[Records provided start]

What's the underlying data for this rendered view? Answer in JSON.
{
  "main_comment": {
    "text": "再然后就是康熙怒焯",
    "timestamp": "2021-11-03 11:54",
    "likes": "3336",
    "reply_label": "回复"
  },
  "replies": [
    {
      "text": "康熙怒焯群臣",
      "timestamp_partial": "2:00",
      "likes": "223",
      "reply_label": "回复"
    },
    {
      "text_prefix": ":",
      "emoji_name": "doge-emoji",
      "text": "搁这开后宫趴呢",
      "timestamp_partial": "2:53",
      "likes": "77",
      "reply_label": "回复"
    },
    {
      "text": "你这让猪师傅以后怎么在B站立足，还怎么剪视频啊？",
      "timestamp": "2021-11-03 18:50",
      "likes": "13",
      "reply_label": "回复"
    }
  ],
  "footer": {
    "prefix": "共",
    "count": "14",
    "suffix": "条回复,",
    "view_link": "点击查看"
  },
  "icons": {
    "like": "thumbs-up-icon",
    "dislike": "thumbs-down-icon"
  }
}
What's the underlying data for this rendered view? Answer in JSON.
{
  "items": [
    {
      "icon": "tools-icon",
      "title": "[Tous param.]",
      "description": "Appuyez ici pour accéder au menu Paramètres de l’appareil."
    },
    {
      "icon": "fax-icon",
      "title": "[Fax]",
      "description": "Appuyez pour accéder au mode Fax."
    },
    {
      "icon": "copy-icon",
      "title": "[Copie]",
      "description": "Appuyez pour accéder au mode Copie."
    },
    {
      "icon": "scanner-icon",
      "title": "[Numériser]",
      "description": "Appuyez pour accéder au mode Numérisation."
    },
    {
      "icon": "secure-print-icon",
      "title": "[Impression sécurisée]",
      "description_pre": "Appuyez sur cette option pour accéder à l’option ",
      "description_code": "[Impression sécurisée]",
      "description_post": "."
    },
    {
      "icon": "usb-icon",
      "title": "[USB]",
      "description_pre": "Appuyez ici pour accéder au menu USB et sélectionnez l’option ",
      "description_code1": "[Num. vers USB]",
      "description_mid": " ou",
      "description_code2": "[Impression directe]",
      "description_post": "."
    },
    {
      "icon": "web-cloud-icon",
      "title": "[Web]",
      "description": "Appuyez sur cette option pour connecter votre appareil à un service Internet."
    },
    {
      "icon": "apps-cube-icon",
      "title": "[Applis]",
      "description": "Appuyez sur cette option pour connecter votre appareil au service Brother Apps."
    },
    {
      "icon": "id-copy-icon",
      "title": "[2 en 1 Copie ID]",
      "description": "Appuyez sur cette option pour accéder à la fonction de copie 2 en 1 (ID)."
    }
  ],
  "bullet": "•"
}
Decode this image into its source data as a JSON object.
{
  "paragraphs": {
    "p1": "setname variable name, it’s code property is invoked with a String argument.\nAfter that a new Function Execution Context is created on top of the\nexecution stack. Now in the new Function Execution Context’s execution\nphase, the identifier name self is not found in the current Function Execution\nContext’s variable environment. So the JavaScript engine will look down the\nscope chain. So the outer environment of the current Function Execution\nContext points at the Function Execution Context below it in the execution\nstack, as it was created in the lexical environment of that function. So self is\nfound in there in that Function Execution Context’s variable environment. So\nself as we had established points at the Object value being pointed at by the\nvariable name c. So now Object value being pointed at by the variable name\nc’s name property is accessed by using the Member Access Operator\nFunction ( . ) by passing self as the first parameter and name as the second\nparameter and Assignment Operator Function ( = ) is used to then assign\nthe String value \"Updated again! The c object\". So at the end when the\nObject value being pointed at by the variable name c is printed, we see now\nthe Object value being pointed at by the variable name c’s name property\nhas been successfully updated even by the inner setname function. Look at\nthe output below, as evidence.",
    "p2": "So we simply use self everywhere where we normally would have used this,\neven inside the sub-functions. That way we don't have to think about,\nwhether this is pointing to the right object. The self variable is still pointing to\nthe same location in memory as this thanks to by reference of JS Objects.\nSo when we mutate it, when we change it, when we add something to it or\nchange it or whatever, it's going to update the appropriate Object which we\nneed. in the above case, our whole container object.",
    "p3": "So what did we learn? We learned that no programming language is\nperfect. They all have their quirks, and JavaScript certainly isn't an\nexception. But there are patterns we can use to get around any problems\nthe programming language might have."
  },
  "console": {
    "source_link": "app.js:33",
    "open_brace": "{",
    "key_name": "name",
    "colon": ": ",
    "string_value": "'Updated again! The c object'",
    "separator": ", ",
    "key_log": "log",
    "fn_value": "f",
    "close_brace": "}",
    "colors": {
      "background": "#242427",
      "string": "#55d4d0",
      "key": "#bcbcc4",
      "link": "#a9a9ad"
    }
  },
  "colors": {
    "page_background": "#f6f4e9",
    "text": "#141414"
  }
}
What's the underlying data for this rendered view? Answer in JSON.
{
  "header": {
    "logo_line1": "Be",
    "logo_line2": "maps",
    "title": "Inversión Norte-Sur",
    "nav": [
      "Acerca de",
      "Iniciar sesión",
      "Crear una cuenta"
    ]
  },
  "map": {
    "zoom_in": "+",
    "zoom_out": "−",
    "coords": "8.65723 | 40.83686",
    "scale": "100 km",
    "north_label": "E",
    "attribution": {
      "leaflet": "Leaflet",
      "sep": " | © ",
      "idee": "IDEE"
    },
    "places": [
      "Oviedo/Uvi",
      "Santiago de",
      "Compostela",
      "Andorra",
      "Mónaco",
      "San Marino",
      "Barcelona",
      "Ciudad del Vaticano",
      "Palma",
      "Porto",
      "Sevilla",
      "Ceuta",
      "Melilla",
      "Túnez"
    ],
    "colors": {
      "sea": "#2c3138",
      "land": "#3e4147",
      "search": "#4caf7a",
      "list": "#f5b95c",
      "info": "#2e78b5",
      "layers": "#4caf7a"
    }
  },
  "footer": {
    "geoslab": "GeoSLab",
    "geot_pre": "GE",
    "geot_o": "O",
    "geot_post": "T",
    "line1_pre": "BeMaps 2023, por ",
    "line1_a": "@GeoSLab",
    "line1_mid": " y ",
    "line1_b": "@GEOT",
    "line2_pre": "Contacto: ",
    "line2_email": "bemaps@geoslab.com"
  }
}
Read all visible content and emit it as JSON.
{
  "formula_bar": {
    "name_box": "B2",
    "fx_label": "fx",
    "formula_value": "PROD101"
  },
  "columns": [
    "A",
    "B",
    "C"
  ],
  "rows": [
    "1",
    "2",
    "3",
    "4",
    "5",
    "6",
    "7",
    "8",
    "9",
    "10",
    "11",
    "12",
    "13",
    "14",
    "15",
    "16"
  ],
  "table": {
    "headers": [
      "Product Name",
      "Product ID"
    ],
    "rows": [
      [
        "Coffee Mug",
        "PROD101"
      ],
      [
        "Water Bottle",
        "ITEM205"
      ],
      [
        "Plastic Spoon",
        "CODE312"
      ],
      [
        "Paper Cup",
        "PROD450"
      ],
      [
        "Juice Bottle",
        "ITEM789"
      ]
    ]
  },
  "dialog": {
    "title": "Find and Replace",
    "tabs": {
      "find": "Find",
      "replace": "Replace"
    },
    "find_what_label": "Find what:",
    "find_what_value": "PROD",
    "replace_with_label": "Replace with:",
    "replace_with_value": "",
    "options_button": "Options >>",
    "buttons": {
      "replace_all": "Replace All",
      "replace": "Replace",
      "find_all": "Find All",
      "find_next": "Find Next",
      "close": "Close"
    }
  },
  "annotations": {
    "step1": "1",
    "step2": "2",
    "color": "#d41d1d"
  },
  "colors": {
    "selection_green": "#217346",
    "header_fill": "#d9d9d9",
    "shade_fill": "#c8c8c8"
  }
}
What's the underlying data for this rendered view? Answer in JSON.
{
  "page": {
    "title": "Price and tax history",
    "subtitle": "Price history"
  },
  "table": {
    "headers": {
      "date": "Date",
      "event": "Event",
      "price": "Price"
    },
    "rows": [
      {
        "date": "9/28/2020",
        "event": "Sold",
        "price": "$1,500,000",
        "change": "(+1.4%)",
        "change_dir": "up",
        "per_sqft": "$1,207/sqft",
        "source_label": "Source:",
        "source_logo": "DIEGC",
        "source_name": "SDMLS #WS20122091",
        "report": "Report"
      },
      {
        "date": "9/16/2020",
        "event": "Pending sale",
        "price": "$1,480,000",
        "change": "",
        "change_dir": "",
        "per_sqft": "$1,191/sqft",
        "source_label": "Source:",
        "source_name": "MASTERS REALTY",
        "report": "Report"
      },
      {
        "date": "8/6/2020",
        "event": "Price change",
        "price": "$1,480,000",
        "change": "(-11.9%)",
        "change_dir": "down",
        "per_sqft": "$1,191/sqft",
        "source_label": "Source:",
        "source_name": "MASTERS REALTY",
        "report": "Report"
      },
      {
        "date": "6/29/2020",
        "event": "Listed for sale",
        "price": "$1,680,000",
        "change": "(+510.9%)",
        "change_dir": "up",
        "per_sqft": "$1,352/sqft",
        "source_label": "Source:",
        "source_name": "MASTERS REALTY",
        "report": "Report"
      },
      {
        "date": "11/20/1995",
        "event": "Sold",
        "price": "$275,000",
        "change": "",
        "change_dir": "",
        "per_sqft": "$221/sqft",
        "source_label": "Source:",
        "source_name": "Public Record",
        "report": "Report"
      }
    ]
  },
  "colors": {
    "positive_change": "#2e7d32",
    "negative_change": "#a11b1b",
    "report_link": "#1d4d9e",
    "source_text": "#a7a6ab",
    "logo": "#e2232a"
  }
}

[Records provided end]

**Job:**
Return all lines containing "sqft".

**The reply:**
        "per_sqft": "$1,207/sqft",
        "per_sqft": "$1,191/sqft",
        "per_sqft": "$1,191/sqft",
        "per_sqft": "$1,352/sqft",
        "per_sqft": "$221/sqft",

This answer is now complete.